--- INSTRUCTIONS TO FOLLOW ---
Go through the listing below and gather every line with the word "вычисляют".

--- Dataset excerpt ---
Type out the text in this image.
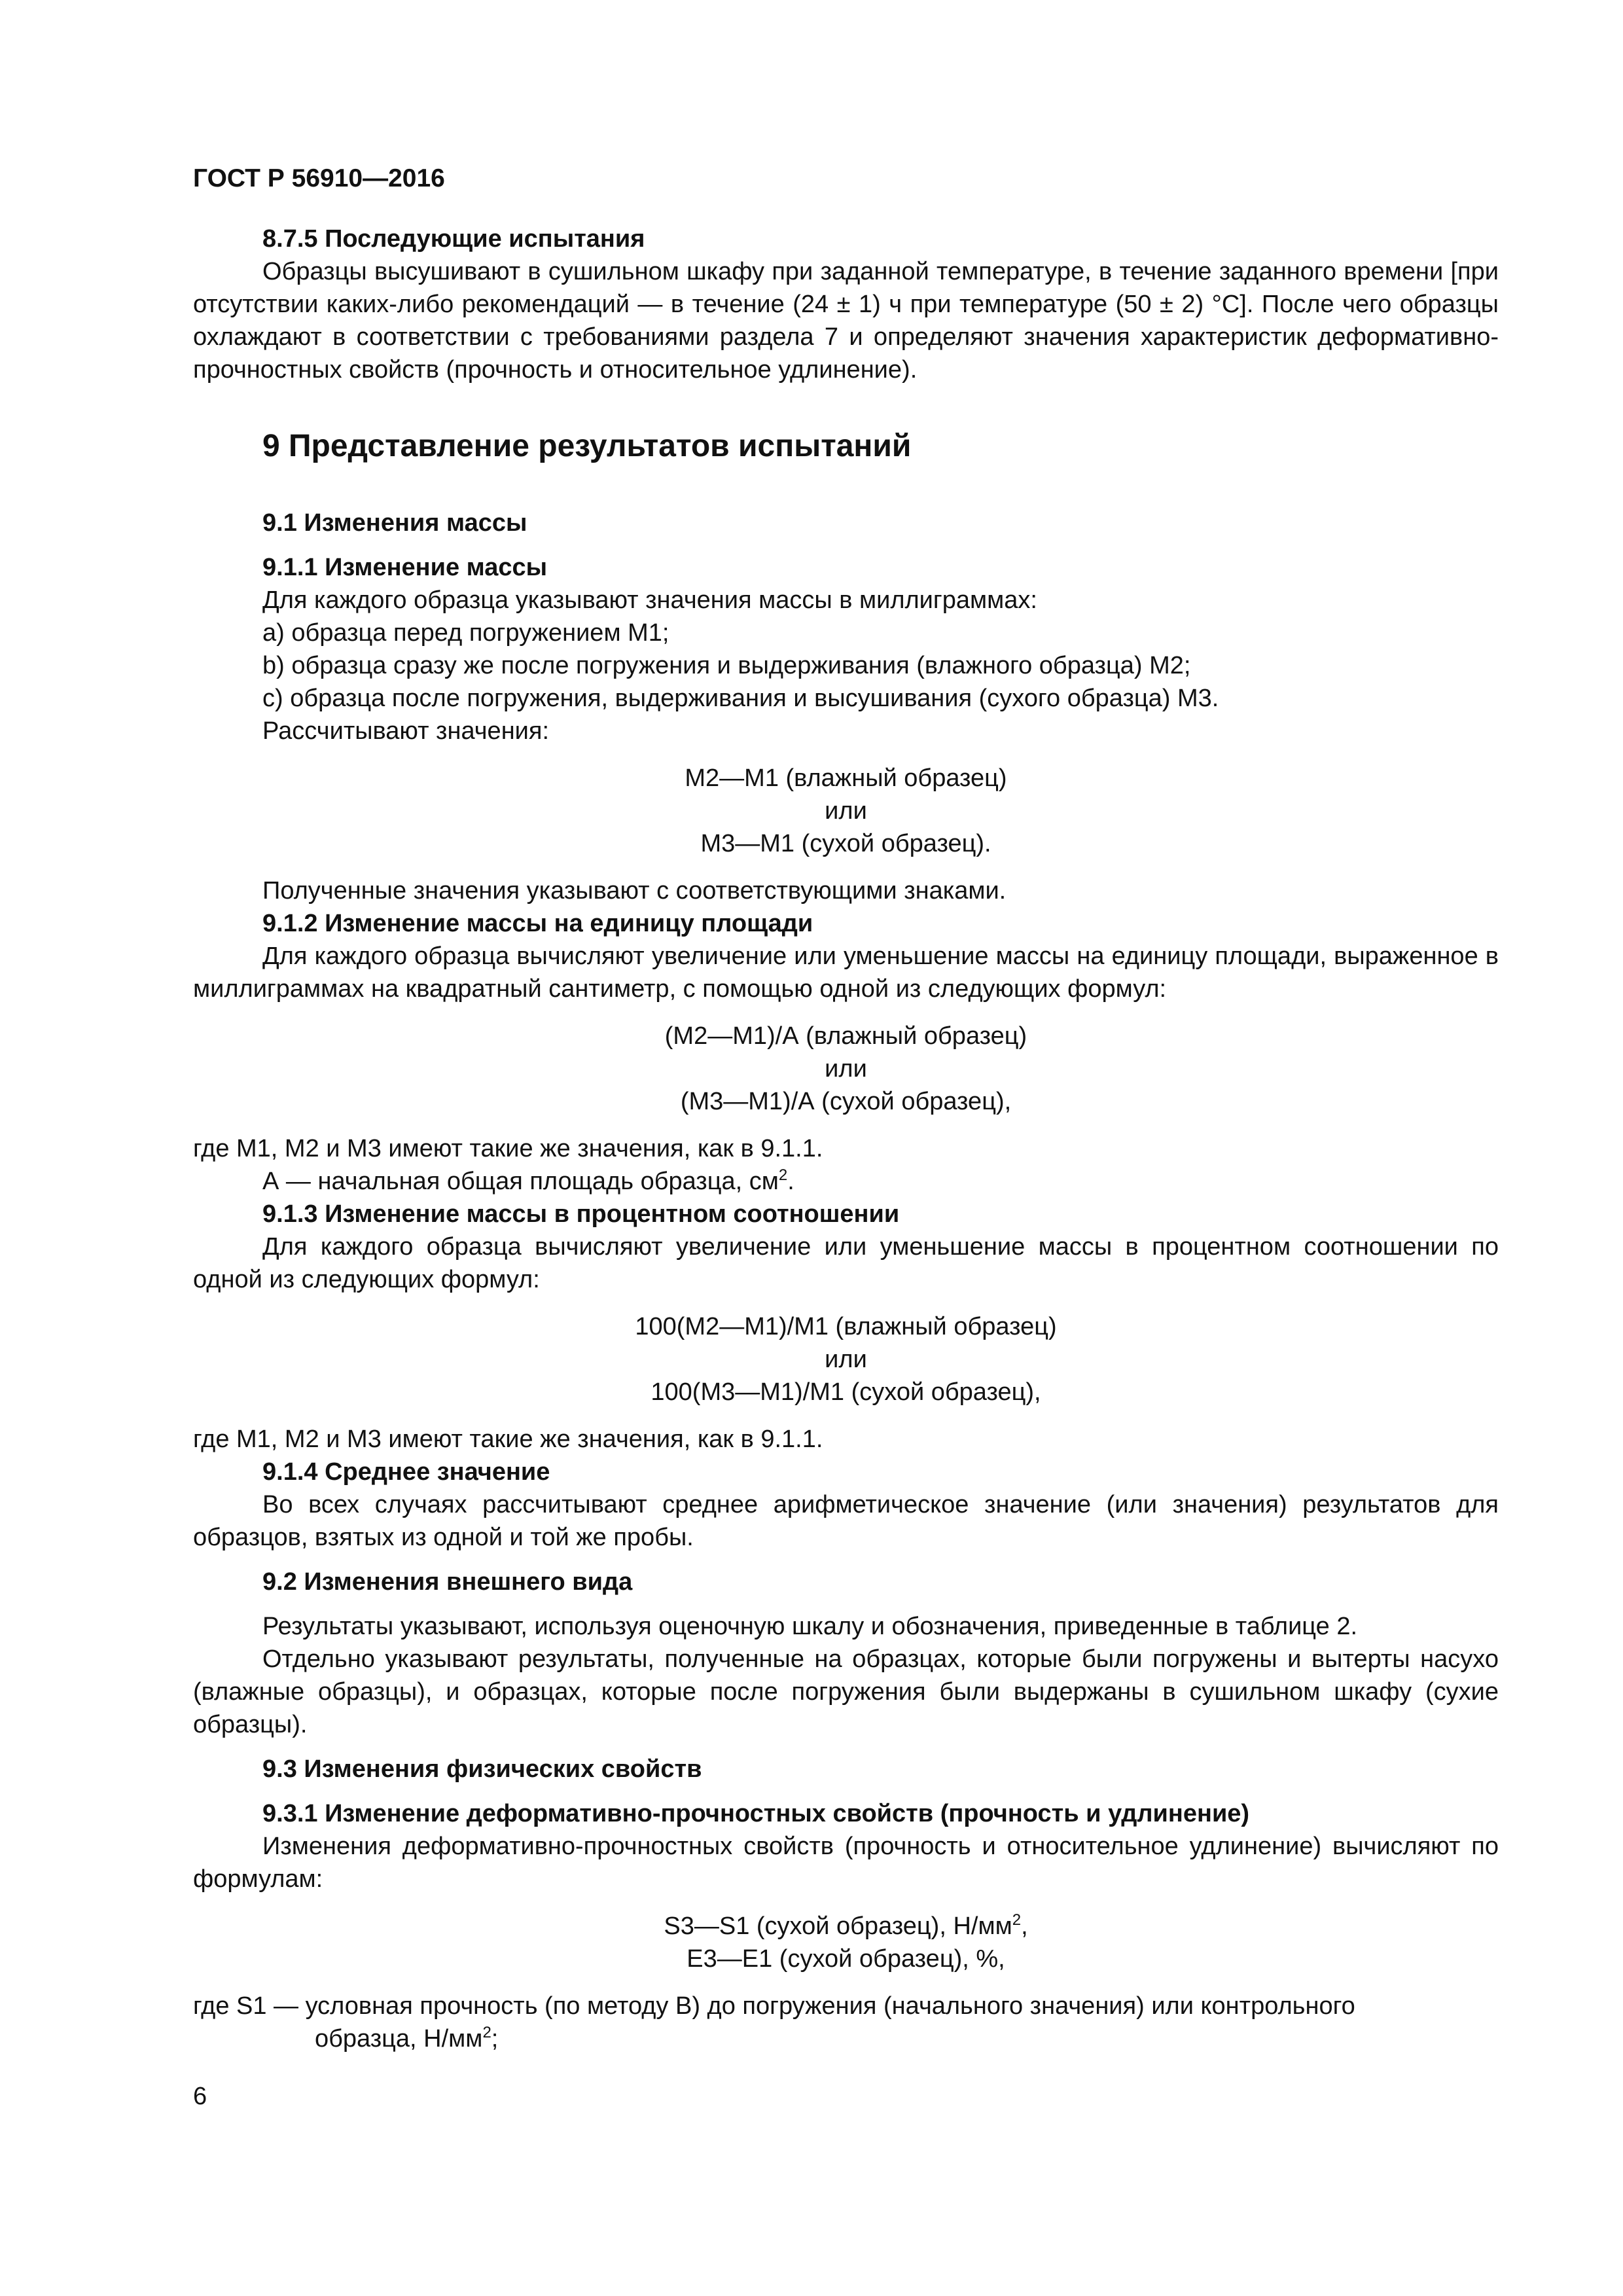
ГОСТ Р 56910—2016

8.7.5 Последующие испытания

Образцы высушивают в сушильном шкафу при заданной температуре, в течение заданного времени [при отсутствии каких-либо рекомендаций — в течение (24 ± 1) ч при температуре (50 ± 2) °С]. После чего образцы охлаждают в соответствии с требованиями раздела 7 и определяют значения характеристик деформативно-прочностных свойств (прочность и относительное удлинение).

9 Представление результатов испытаний

9.1 Изменения массы

9.1.1 Изменение массы

Для каждого образца указывают значения массы в миллиграммах:

а) образца перед погружением М1;

b) образца сразу же после погружения и выдерживания (влажного образца) М2;

с) образца после погружения, выдерживания и высушивания (сухого образца) М3.

Рассчитывают значения:

М2—М1 (влажный образец)

или

М3—М1 (сухой образец).

Полученные значения указывают с соответствующими знаками.

9.1.2 Изменение массы на единицу площади

Для каждого образца вычисляют увеличение или уменьшение массы на единицу площади, выраженное в миллиграммах на квадратный сантиметр, с помощью одной из следующих формул:

(М2—М1)/А (влажный образец)

или

(М3—М1)/А (сухой образец),

где М1, М2 и М3 имеют такие же значения, как в 9.1.1.

А — начальная общая площадь образца, $см^2$.

9.1.3 Изменение массы в процентном соотношении

Для каждого образца вычисляют увеличение или уменьшение массы в процентном соотношении по одной из следующих формул:

100(М2—М1)/М1 (влажный образец)

или

100(М3—М1)/М1 (сухой образец),

где М1, М2 и М3 имеют такие же значения, как в 9.1.1.

9.1.4 Среднее значение

Во всех случаях рассчитывают среднее арифметическое значение (или значения) результатов для образцов, взятых из одной и той же пробы.

9.2 Изменения внешнего вида

Результаты указывают, используя оценочную шкалу и обозначения, приведенные в таблице 2.

Отдельно указывают результаты, полученные на образцах, которые были погружены и вытерты насухо (влажные образцы), и образцах, которые после погружения были выдержаны в сушильном шкафу (сухие образцы).

9.3 Изменения физических свойств

9.3.1 Изменение деформативно-прочностных свойств (прочность и удлинение)

Изменения деформативно-прочностных свойств (прочность и относительное удлинение) вычисляют по формулам:

S3—S1 (сухой образец), $Н/мм^2$,

E3—E1 (сухой образец), %,

где S1 — условная прочность (по методу В) до погружения (начального значения) или контрольного

образца, $Н/мм^2$;

6
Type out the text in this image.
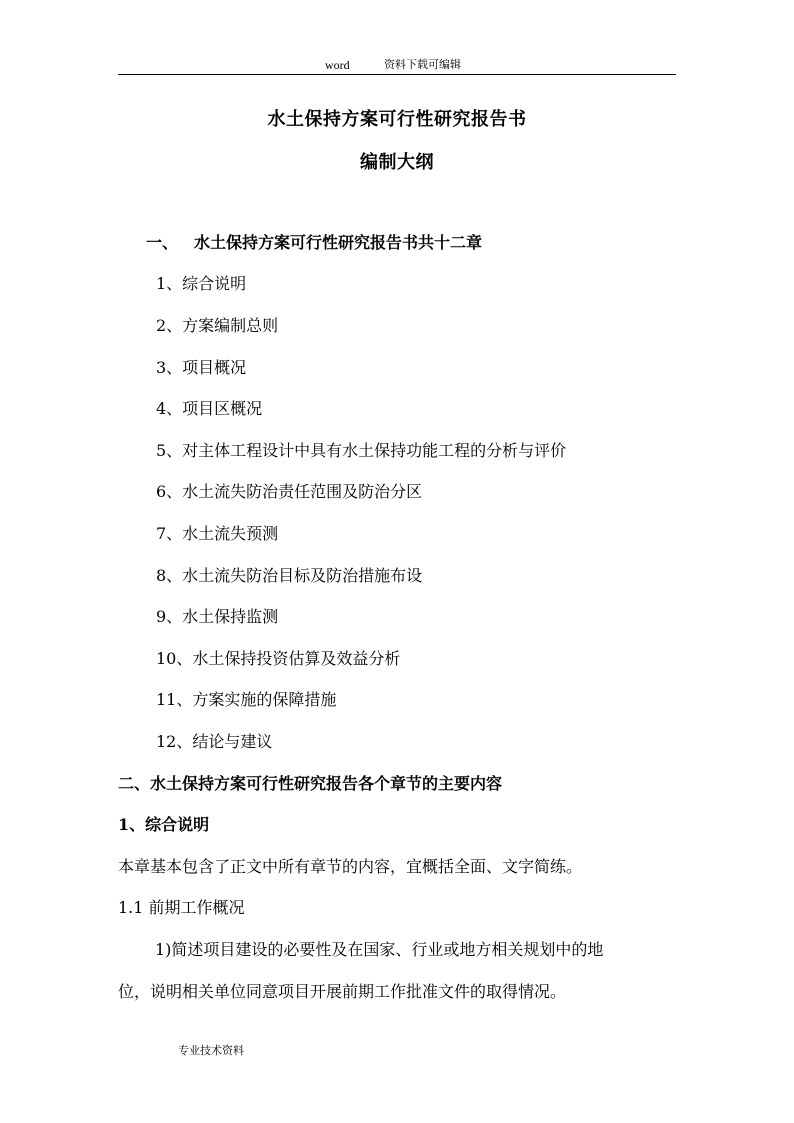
word	资料下载可编辑
水土保持方案可行性研究报告书
编制大纲
一、 水土保持方案可行性研究报告书共十二章
1、综合说明
2、方案编制总则
3、项目概况
4、项目区概况
5、对主体工程设计中具有水土保持功能工程的分析与评价
6、水土流失防治责任范围及防治分区
7、水土流失预测
8、水土流失防治目标及防治措施布设
9、水土保持监测
10、水土保持投资估算及效益分析
11、方案实施的保障措施
12、结论与建议
二、水土保持方案可行性研究报告各个章节的主要内容
1、综合说明
本章基本包含了正文中所有章节的内容，宜概括全面、文字简练。
1.1 前期工作概况
1)简述项目建设的必要性及在国家、行业或地方相关规划中的地
位，说明相关单位同意项目开展前期工作批准文件的取得情况。
专业技术资料
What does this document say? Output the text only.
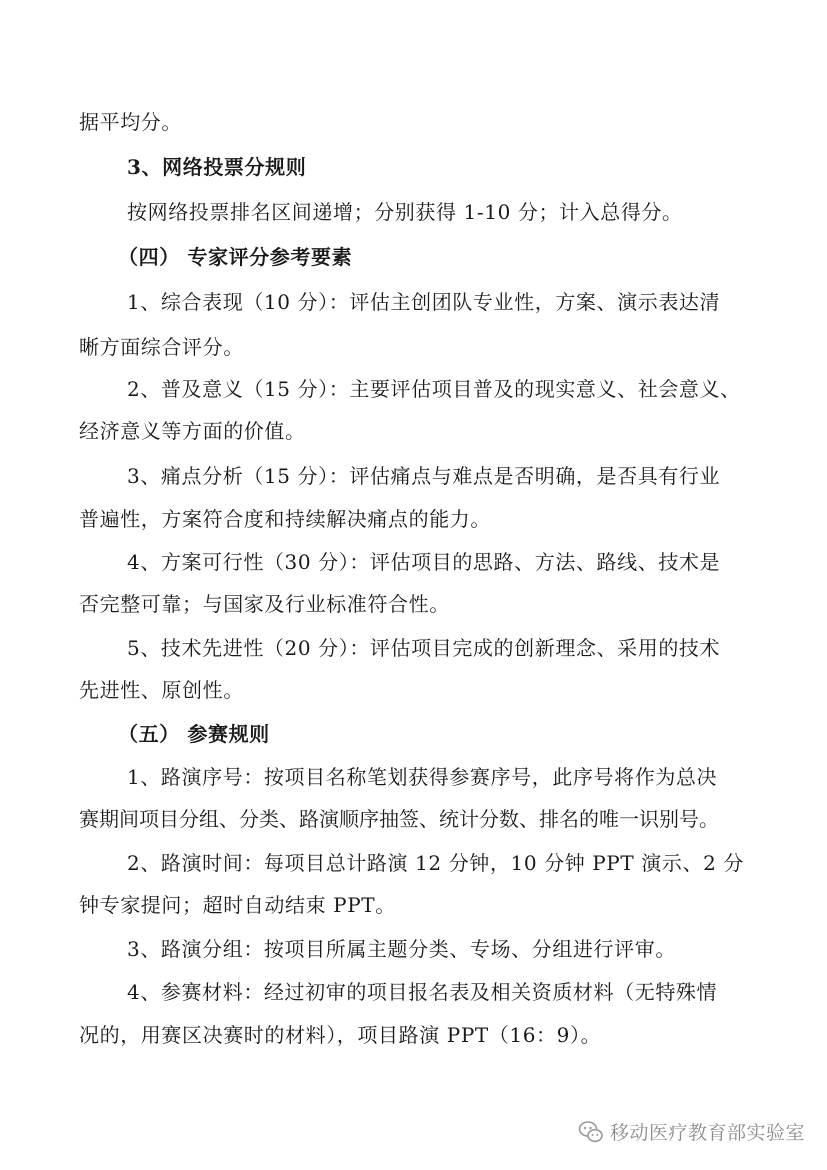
据平均分。
3、网络投票分规则
按网络投票排名区间递增；分别获得 1-10 分；计入总得分。
（四） 专家评分参考要素
1、综合表现（10 分）：评估主创团队专业性，方案、演示表达清
晰方面综合评分。
2、普及意义（15 分）：主要评估项目普及的现实意义、社会意义、
经济意义等方面的价值。
3、痛点分析（15 分）：评估痛点与难点是否明确，是否具有行业
普遍性，方案符合度和持续解决痛点的能力。
4、方案可行性（30 分）：评估项目的思路、方法、路线、技术是
否完整可靠；与国家及行业标准符合性。
5、技术先进性（20 分）：评估项目完成的创新理念、采用的技术
先进性、原创性。
（五） 参赛规则
1、路演序号：按项目名称笔划获得参赛序号，此序号将作为总决
赛期间项目分组、分类、路演顺序抽签、统计分数、排名的唯一识别号。
2、路演时间：每项目总计路演 12 分钟，10 分钟 PPT 演示、2 分
钟专家提问；超时自动结束 PPT。
3、路演分组：按项目所属主题分类、专场、分组进行评审。
4、参赛材料：经过初审的项目报名表及相关资质材料（无特殊情
况的，用赛区决赛时的材料），项目路演 PPT（16：9）。
移动医疗教育部实验室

--- FULL ANSWER ---
Для каждого образца вычисляют увеличение или уменьшение массы на единицу площади, выраженное в миллиграммах на квадратный сантиметр, с помощью одной из следующих формул:
Для каждого образца вычисляют увеличение или уменьшение массы в процентном соотношении по одной из следующих формул:
Изменения деформативно-прочностных свойств (прочность и относительное удлинение) вычисляют по формулам:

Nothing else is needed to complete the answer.